SUPPLIED MATERIAL.
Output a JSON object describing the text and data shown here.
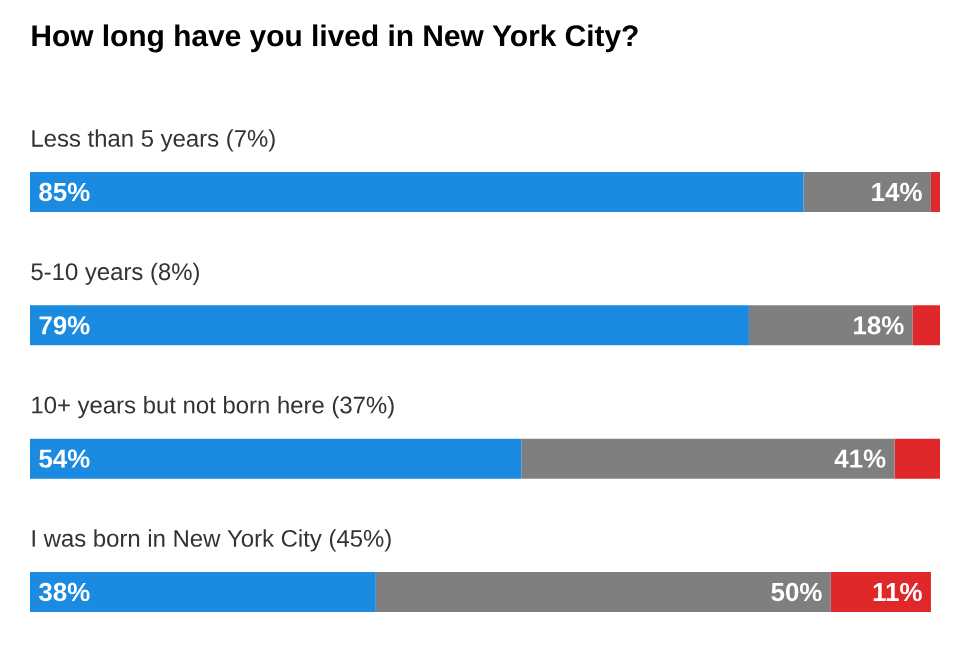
{
  "chart_data": {
    "type": "bar",
    "orientation": "horizontal",
    "stacked": true,
    "title": "How long have you lived in New York City?",
    "categories": [
      "Less than 5 years (7%)",
      "5-10 years (8%)",
      "10+ years but not born here (37%)",
      "I was born in New York City (45%)"
    ],
    "xlim": [
      0,
      100
    ],
    "series": [
      {
        "color": "#1a8be0",
        "values": [
          85,
          79,
          54,
          38
        ],
        "value_labels": [
          "85%",
          "79%",
          "54%",
          "38%"
        ]
      },
      {
        "color": "#7f7f7f",
        "values": [
          14,
          18,
          41,
          50
        ],
        "value_labels": [
          "14%",
          "18%",
          "41%",
          "50%"
        ]
      },
      {
        "color": "#e0282a",
        "values": [
          1,
          3,
          5,
          11
        ],
        "value_labels": [
          null,
          null,
          null,
          "11%"
        ]
      }
    ]
  }
}
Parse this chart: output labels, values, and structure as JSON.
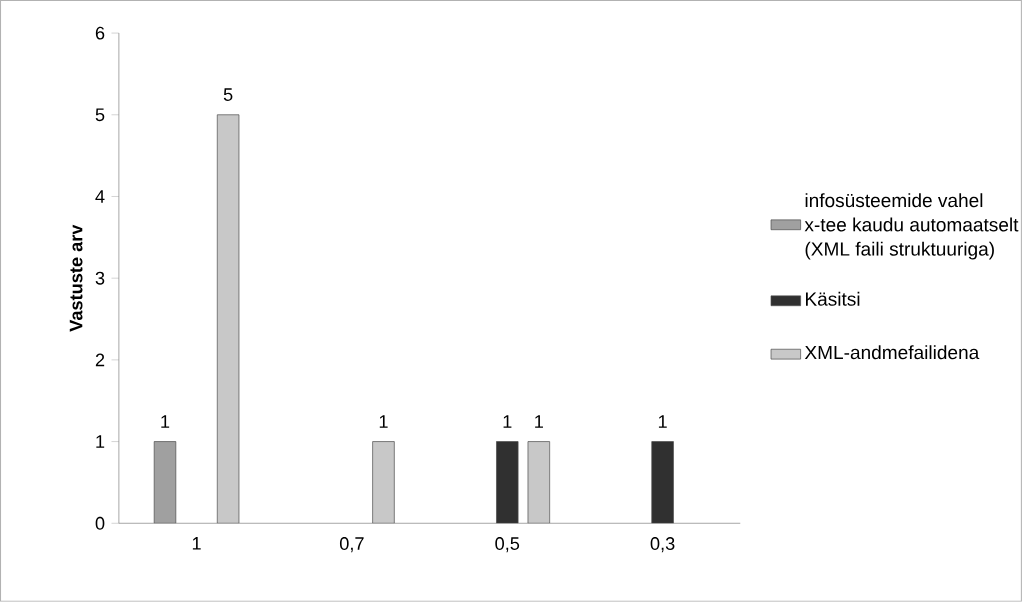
{
  "chart_data": {
    "type": "bar",
    "ylabel": "Vastuste arv",
    "categories": [
      "1",
      "0,7",
      "0,5",
      "0,3"
    ],
    "series": [
      {
        "name": "infosüsteemide vahel x-tee kaudu automaatselt (XML faili struktuuriga)",
        "color": "#a0a0a0",
        "values": [
          1,
          null,
          null,
          null
        ]
      },
      {
        "name": "Käsitsi",
        "color": "#303030",
        "values": [
          null,
          null,
          1,
          1
        ]
      },
      {
        "name": "XML-andmefailidena",
        "color": "#c8c8c8",
        "values": [
          5,
          1,
          1,
          null
        ]
      }
    ],
    "ylim": [
      0,
      6
    ],
    "yticks": [
      0,
      1,
      2,
      3,
      4,
      5,
      6
    ],
    "data_labels": true,
    "legend": "right",
    "grid": false
  }
}
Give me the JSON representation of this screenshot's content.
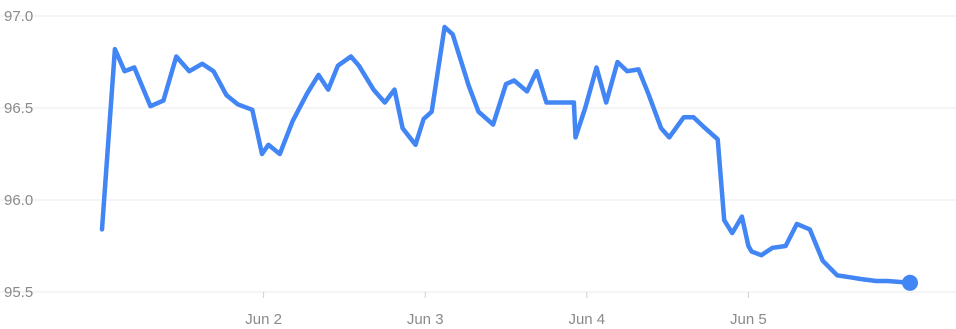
{
  "chart_data": {
    "type": "line",
    "title": "",
    "xlabel": "",
    "ylabel": "",
    "ylim": [
      95.5,
      97.0
    ],
    "yticks": [
      "95.5",
      "96.0",
      "96.5",
      "97.0"
    ],
    "xticks": [
      {
        "label": "Jun 2",
        "x": 1.0
      },
      {
        "label": "Jun 3",
        "x": 2.0
      },
      {
        "label": "Jun 4",
        "x": 3.0
      },
      {
        "label": "Jun 5",
        "x": 4.0
      }
    ],
    "xlim": [
      0.0,
      5.0
    ],
    "grid": true,
    "line_color": "#4285f4",
    "series": [
      {
        "x": [
          0.0,
          0.08,
          0.14,
          0.2,
          0.3,
          0.38,
          0.46,
          0.54,
          0.62,
          0.69,
          0.77,
          0.84,
          0.93,
          0.99,
          1.03,
          1.1,
          1.18,
          1.27,
          1.34,
          1.4,
          1.46,
          1.54,
          1.59,
          1.68,
          1.75,
          1.81,
          1.86,
          1.94,
          1.99,
          2.04,
          2.12,
          2.17,
          2.27,
          2.33,
          2.42,
          2.5,
          2.55,
          2.63,
          2.69,
          2.75,
          2.82,
          2.92,
          2.93,
          2.99,
          3.06,
          3.12,
          3.19,
          3.25,
          3.32,
          3.38,
          3.46,
          3.51,
          3.6,
          3.66,
          3.72,
          3.81,
          3.85,
          3.9,
          3.96,
          4.0,
          4.02,
          4.08,
          4.15,
          4.23,
          4.3,
          4.38,
          4.46,
          4.55,
          4.63,
          4.7,
          4.79,
          4.86,
          5.0
        ],
        "y": [
          95.84,
          96.82,
          96.7,
          96.72,
          96.51,
          96.54,
          96.78,
          96.7,
          96.74,
          96.7,
          96.57,
          96.52,
          96.49,
          96.25,
          96.3,
          96.25,
          96.43,
          96.58,
          96.68,
          96.6,
          96.73,
          96.78,
          96.73,
          96.6,
          96.53,
          96.6,
          96.39,
          96.3,
          96.44,
          96.48,
          96.94,
          96.9,
          96.62,
          96.48,
          96.41,
          96.63,
          96.65,
          96.59,
          96.7,
          96.53,
          96.53,
          96.53,
          96.34,
          96.5,
          96.72,
          96.53,
          96.75,
          96.7,
          96.71,
          96.58,
          96.39,
          96.34,
          96.45,
          96.45,
          96.4,
          96.33,
          95.89,
          95.82,
          95.91,
          95.75,
          95.72,
          95.7,
          95.74,
          95.75,
          95.87,
          95.84,
          95.67,
          95.59,
          95.58,
          95.57,
          95.56,
          95.56,
          95.55
        ]
      }
    ]
  }
}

EXERCISE BRIEF.
All of the material above needs to be restated exactly, with no pictures.

EXERCISE ANSWER.
Output a JSON object describing the text and data shown here.
{
  "chart_data": {
    "type": "bar",
    "orientation": "horizontal",
    "stacked": true,
    "title": "How long have you lived in New York City?",
    "categories": [
      "Less than 5 years (7%)",
      "5-10 years (8%)",
      "10+ years but not born here (37%)",
      "I was born in New York City (45%)"
    ],
    "xlim": [
      0,
      100
    ],
    "series": [
      {
        "color": "#1a8be0",
        "values": [
          85,
          79,
          54,
          38
        ],
        "value_labels": [
          "85%",
          "79%",
          "54%",
          "38%"
        ]
      },
      {
        "color": "#7f7f7f",
        "values": [
          14,
          18,
          41,
          50
        ],
        "value_labels": [
          "14%",
          "18%",
          "41%",
          "50%"
        ]
      },
      {
        "color": "#e0282a",
        "values": [
          1,
          3,
          5,
          11
        ],
        "value_labels": [
          null,
          null,
          null,
          "11%"
        ]
      }
    ]
  }
}
Parse this chart: output labels, values, and structure as JSON.
{
  "chart_data": {
    "type": "bar",
    "ylabel": "Vastuste arv",
    "categories": [
      "1",
      "0,7",
      "0,5",
      "0,3"
    ],
    "series": [
      {
        "name": "infosüsteemide vahel x-tee kaudu automaatselt (XML faili struktuuriga)",
        "color": "#a0a0a0",
        "values": [
          1,
          null,
          null,
          null
        ]
      },
      {
        "name": "Käsitsi",
        "color": "#303030",
        "values": [
          null,
          null,
          1,
          1
        ]
      },
      {
        "name": "XML-andmefailidena",
        "color": "#c8c8c8",
        "values": [
          5,
          1,
          1,
          null
        ]
      }
    ],
    "ylim": [
      0,
      6
    ],
    "yticks": [
      0,
      1,
      2,
      3,
      4,
      5,
      6
    ],
    "data_labels": true,
    "legend": "right",
    "grid": false
  }
}
Give me the JSON representation of this screenshot's content.
{
  "chart_data": {
    "type": "line",
    "title": "",
    "xlabel": "",
    "ylabel": "",
    "ylim": [
      95.5,
      97.0
    ],
    "yticks": [
      "95.5",
      "96.0",
      "96.5",
      "97.0"
    ],
    "xticks": [
      {
        "label": "Jun 2",
        "x": 1.0
      },
      {
        "label": "Jun 3",
        "x": 2.0
      },
      {
        "label": "Jun 4",
        "x": 3.0
      },
      {
        "label": "Jun 5",
        "x": 4.0
      }
    ],
    "xlim": [
      0.0,
      5.0
    ],
    "grid": true,
    "line_color": "#4285f4",
    "series": [
      {
        "x": [
          0.0,
          0.08,
          0.14,
          0.2,
          0.3,
          0.38,
          0.46,
          0.54,
          0.62,
          0.69,
          0.77,
          0.84,
          0.93,
          0.99,
          1.03,
          1.1,
          1.18,
          1.27,
          1.34,
          1.4,
          1.46,
          1.54,
          1.59,
          1.68,
          1.75,
          1.81,
          1.86,
          1.94,
          1.99,
          2.04,
          2.12,
          2.17,
          2.27,
          2.33,
          2.42,
          2.5,
          2.55,
          2.63,
          2.69,
          2.75,
          2.82,
          2.92,
          2.93,
          2.99,
          3.06,
          3.12,
          3.19,
          3.25,
          3.32,
          3.38,
          3.46,
          3.51,
          3.6,
          3.66,
          3.72,
          3.81,
          3.85,
          3.9,
          3.96,
          4.0,
          4.02,
          4.08,
          4.15,
          4.23,
          4.3,
          4.38,
          4.46,
          4.55,
          4.63,
          4.7,
          4.79,
          4.86,
          5.0
        ],
        "y": [
          95.84,
          96.82,
          96.7,
          96.72,
          96.51,
          96.54,
          96.78,
          96.7,
          96.74,
          96.7,
          96.57,
          96.52,
          96.49,
          96.25,
          96.3,
          96.25,
          96.43,
          96.58,
          96.68,
          96.6,
          96.73,
          96.78,
          96.73,
          96.6,
          96.53,
          96.6,
          96.39,
          96.3,
          96.44,
          96.48,
          96.94,
          96.9,
          96.62,
          96.48,
          96.41,
          96.63,
          96.65,
          96.59,
          96.7,
          96.53,
          96.53,
          96.53,
          96.34,
          96.5,
          96.72,
          96.53,
          96.75,
          96.7,
          96.71,
          96.58,
          96.39,
          96.34,
          96.45,
          96.45,
          96.4,
          96.33,
          95.89,
          95.82,
          95.91,
          95.75,
          95.72,
          95.7,
          95.74,
          95.75,
          95.87,
          95.84,
          95.67,
          95.59,
          95.58,
          95.57,
          95.56,
          95.56,
          95.55
        ]
      }
    ]
  }
}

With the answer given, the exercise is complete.